■ Exercise task ■
Retype each record below word for word. Leave the pictures out.

■ Available records ■
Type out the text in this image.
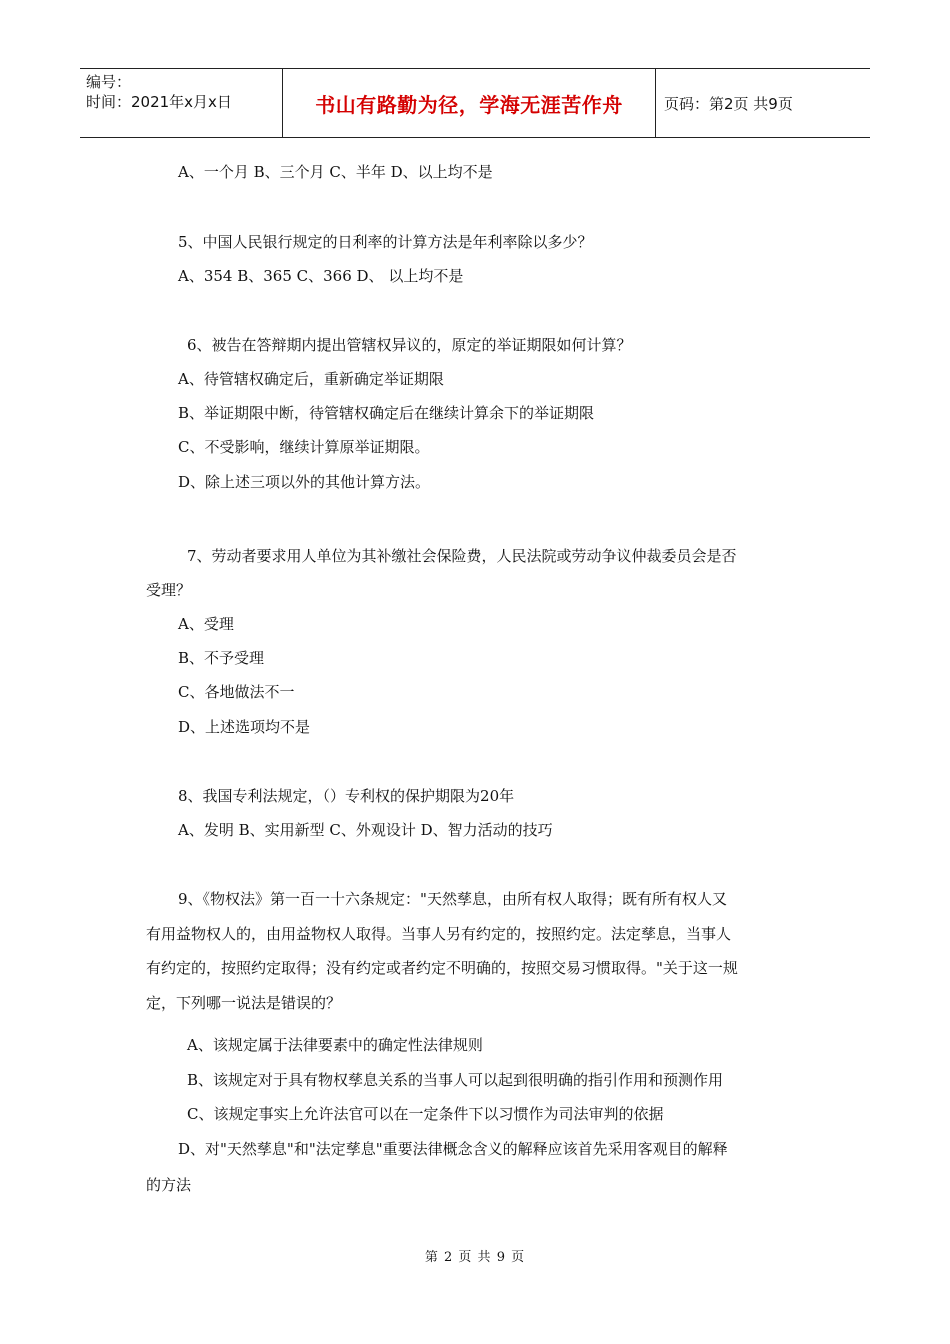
编号：
时间：2021年x月x日	书山有路勤为径，学海无涯苦作舟	页码：第2页 共9页
A、一个月 B、三个月 C、半年 D、以上均不是
5、中国人民银行规定的日利率的计算方法是年利率除以多少？
A、354 B、365 C、366 D、 以上均不是
6、被告在答辩期内提出管辖权异议的，原定的举证期限如何计算？
A、待管辖权确定后，重新确定举证期限
B、举证期限中断，待管辖权确定后在继续计算余下的举证期限
C、不受影响，继续计算原举证期限。
D、除上述三项以外的其他计算方法。
7、劳动者要求用人单位为其补缴社会保险费，人民法院或劳动争议仲裁委员会是否
受理？
A、受理
B、不予受理
C、各地做法不一
D、上述选项均不是
8、我国专利法规定，（）专利权的保护期限为20年
A、发明 B、实用新型 C、外观设计 D、智力活动的技巧
9、《物权法》第一百一十六条规定："天然孳息，由所有权人取得；既有所有权人又
有用益物权人的，由用益物权人取得。当事人另有约定的，按照约定。法定孳息，当事人
有约定的，按照约定取得；没有约定或者约定不明确的，按照交易习惯取得。"关于这一规
定，下列哪一说法是错误的？
A、该规定属于法律要素中的确定性法律规则
B、该规定对于具有物权孳息关系的当事人可以起到很明确的指引作用和预测作用
C、该规定事实上允许法官可以在一定条件下以习惯作为司法审判的依据
D、对"天然孳息"和"法定孳息"重要法律概念含义的解释应该首先采用客观目的解释
的方法
第 2 页 共 9 页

■ Solution below ■
Type out the text in this image.
编号：
时间：2021年x月x日	书山有路勤为径，学海无涯苦作舟	页码：第2页 共9页
A、一个月 B、三个月 C、半年 D、以上均不是
5、中国人民银行规定的日利率的计算方法是年利率除以多少？
A、354 B、365 C、366 D、 以上均不是
6、被告在答辩期内提出管辖权异议的，原定的举证期限如何计算？
A、待管辖权确定后，重新确定举证期限
B、举证期限中断，待管辖权确定后在继续计算余下的举证期限
C、不受影响，继续计算原举证期限。
D、除上述三项以外的其他计算方法。
7、劳动者要求用人单位为其补缴社会保险费，人民法院或劳动争议仲裁委员会是否
受理？
A、受理
B、不予受理
C、各地做法不一
D、上述选项均不是
8、我国专利法规定，（）专利权的保护期限为20年
A、发明 B、实用新型 C、外观设计 D、智力活动的技巧
9、《物权法》第一百一十六条规定："天然孳息，由所有权人取得；既有所有权人又
有用益物权人的，由用益物权人取得。当事人另有约定的，按照约定。法定孳息，当事人
有约定的，按照约定取得；没有约定或者约定不明确的，按照交易习惯取得。"关于这一规
定，下列哪一说法是错误的？
A、该规定属于法律要素中的确定性法律规则
B、该规定对于具有物权孳息关系的当事人可以起到很明确的指引作用和预测作用
C、该规定事实上允许法官可以在一定条件下以习惯作为司法审判的依据
D、对"天然孳息"和"法定孳息"重要法律概念含义的解释应该首先采用客观目的解释
的方法
第 2 页 共 9 页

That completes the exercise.